_Problem to solve_
In the listing below, find every line containing "across" and copy it out.

[Begin Extracted records]

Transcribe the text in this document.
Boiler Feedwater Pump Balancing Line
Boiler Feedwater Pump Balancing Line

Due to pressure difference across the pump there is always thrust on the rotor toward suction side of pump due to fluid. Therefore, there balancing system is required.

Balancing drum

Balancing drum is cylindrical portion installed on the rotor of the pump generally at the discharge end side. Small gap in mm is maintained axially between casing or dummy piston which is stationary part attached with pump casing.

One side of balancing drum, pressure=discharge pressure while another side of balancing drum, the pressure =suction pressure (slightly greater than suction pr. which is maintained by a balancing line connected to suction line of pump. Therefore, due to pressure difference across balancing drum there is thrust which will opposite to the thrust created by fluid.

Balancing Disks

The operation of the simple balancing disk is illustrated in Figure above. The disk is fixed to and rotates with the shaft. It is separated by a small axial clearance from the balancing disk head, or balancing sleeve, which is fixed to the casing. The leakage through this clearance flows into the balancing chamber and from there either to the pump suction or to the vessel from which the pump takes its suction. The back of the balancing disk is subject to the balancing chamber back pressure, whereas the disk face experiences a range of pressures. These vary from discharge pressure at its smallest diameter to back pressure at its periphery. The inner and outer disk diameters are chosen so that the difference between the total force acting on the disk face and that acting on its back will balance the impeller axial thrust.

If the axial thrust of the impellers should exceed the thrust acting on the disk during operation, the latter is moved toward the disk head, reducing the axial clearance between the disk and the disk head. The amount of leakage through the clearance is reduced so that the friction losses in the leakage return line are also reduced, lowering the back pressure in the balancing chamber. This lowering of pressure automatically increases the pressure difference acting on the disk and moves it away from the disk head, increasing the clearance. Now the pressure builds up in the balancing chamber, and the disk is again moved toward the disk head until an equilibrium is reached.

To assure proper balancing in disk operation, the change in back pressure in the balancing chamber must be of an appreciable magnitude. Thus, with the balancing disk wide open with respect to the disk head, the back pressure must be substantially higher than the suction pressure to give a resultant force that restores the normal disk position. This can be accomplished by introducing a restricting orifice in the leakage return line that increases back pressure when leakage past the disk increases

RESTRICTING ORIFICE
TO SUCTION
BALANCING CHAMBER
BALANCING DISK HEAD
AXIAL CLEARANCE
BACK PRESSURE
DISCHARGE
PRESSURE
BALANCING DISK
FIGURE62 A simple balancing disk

[End Extracted records]

_Output_
Due to pressure difference across the pump there is always thrust on the rotor toward suction side of pump due to fluid. Therefore, there balancing system is required.
One side of balancing drum, pressure=discharge pressure while another side of balancing drum, the pressure =suction pressure (slightly greater than suction pr. which is maintained by a balancing line connected to suction line of pump. Therefore, due to pressure difference across balancing drum there is thrust which will opposite to the thrust created by fluid.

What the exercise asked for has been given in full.